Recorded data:
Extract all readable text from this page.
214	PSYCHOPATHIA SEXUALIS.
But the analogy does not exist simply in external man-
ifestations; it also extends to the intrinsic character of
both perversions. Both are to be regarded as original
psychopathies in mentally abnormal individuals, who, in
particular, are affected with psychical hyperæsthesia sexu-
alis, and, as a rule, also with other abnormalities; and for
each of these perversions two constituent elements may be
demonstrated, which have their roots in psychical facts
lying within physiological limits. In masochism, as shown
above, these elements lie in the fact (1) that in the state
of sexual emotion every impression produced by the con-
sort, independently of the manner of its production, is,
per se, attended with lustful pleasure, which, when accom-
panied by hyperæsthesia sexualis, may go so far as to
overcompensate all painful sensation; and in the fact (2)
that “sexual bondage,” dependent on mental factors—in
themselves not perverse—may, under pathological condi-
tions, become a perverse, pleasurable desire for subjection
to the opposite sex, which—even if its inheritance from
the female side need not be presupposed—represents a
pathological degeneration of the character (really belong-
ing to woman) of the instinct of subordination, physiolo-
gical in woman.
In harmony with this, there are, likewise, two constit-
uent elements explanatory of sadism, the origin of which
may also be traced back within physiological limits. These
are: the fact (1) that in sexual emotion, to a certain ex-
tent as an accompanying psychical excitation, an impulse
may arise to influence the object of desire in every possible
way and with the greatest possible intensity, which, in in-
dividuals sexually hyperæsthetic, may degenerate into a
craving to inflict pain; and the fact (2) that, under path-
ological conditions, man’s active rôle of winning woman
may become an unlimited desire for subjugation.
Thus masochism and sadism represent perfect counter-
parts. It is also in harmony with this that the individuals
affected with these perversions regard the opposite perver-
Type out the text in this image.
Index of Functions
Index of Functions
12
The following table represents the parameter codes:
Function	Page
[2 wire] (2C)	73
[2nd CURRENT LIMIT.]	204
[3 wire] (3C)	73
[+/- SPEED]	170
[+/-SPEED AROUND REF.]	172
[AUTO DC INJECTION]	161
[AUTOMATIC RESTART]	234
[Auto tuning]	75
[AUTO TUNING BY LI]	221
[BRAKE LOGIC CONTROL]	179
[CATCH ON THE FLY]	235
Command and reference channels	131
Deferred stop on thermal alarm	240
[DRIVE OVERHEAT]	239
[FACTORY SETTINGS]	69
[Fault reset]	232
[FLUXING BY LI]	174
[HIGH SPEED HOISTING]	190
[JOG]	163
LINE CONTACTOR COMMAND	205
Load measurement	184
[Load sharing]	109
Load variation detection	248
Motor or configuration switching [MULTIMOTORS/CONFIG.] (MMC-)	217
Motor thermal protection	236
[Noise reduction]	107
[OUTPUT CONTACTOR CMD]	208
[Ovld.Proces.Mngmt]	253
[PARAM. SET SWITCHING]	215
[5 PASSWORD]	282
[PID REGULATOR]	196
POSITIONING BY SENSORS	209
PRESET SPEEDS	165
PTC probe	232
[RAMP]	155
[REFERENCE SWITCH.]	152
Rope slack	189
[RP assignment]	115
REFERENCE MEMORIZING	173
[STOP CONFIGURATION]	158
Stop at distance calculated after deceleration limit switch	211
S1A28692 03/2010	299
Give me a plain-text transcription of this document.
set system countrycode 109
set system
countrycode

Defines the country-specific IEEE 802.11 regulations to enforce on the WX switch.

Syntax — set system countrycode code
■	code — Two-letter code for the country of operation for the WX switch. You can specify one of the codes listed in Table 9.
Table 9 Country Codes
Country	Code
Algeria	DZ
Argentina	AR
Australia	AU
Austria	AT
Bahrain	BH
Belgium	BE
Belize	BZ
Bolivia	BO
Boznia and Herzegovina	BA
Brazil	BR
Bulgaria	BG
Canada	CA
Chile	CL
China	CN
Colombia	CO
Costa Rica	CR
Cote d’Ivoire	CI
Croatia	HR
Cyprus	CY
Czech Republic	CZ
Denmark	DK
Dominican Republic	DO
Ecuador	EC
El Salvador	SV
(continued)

**Exercise:** Copy all lines from the entries that contain the word "perversions".

**Written reply:**
both perversions. Both are to be regarded as original
each of these perversions two constituent elements may be
affected with these perversions regard the opposite perver-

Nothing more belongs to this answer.